Records to use:
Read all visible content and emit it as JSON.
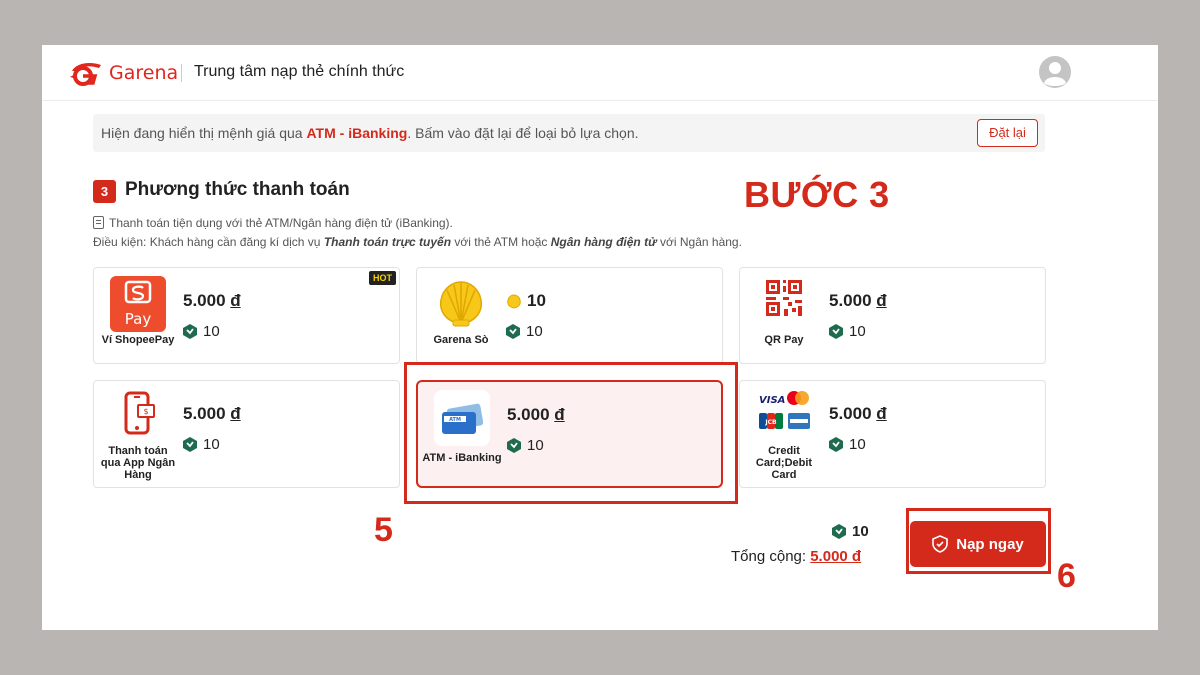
{
  "header": {
    "brand": "Garena",
    "title": "Trung tâm nạp thẻ chính thức"
  },
  "notice": {
    "prefix": "Hiện đang hiển thị mệnh giá qua ",
    "highlight": "ATM - iBanking",
    "suffix": ". Bấm vào đặt lại để loại bỏ lựa chọn.",
    "reset_label": "Đặt lại"
  },
  "section": {
    "step_number": "3",
    "title": "Phương thức thanh toán",
    "desc_line1": "Thanh toán tiện dụng với thẻ ATM/Ngân hàng điện tử (iBanking).",
    "desc_line2_a": "Điều kiện: Khách hàng cần đăng kí dịch vụ ",
    "desc_line2_b": "Thanh toán trực tuyến",
    "desc_line2_c": " với thẻ ATM hoặc ",
    "desc_line2_d": "Ngân hàng điện tử",
    "desc_line2_e": " với Ngân hàng."
  },
  "annotations": {
    "step_label": "BƯỚC 3",
    "num_5": "5",
    "num_6": "6"
  },
  "methods": [
    {
      "name": "Ví ShopeePay",
      "price": "5.000",
      "currency": "đ",
      "bonus": "10",
      "hot": "HOT",
      "icon": "shopeepay-icon"
    },
    {
      "name": "Garena Sò",
      "price": "10",
      "currency": "",
      "bonus": "10",
      "icon": "shell-icon"
    },
    {
      "name": "QR Pay",
      "price": "5.000",
      "currency": "đ",
      "bonus": "10",
      "icon": "qr-code-icon"
    },
    {
      "name": "Thanh toán qua App Ngân Hàng",
      "price": "5.000",
      "currency": "đ",
      "bonus": "10",
      "icon": "bank-app-icon"
    },
    {
      "name": "ATM - iBanking",
      "price": "5.000",
      "currency": "đ",
      "bonus": "10",
      "icon": "atm-card-icon",
      "selected": true
    },
    {
      "name": "Credit Card;Debit Card",
      "price": "5.000",
      "currency": "đ",
      "bonus": "10",
      "icon": "credit-card-icon"
    }
  ],
  "summary": {
    "bonus": "10",
    "total_label": "Tổng cộng: ",
    "total_amount": "5.000 đ"
  },
  "pay_button": {
    "label": "Nạp ngay"
  },
  "colors": {
    "accent": "#d42a1b",
    "selected_bg": "#fdf0f0",
    "gem": "#1f6b4f"
  }
}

Directions for this task:
Of the lines above, how many hold the string "điện"? Answer with only the number.

Exercise response:
2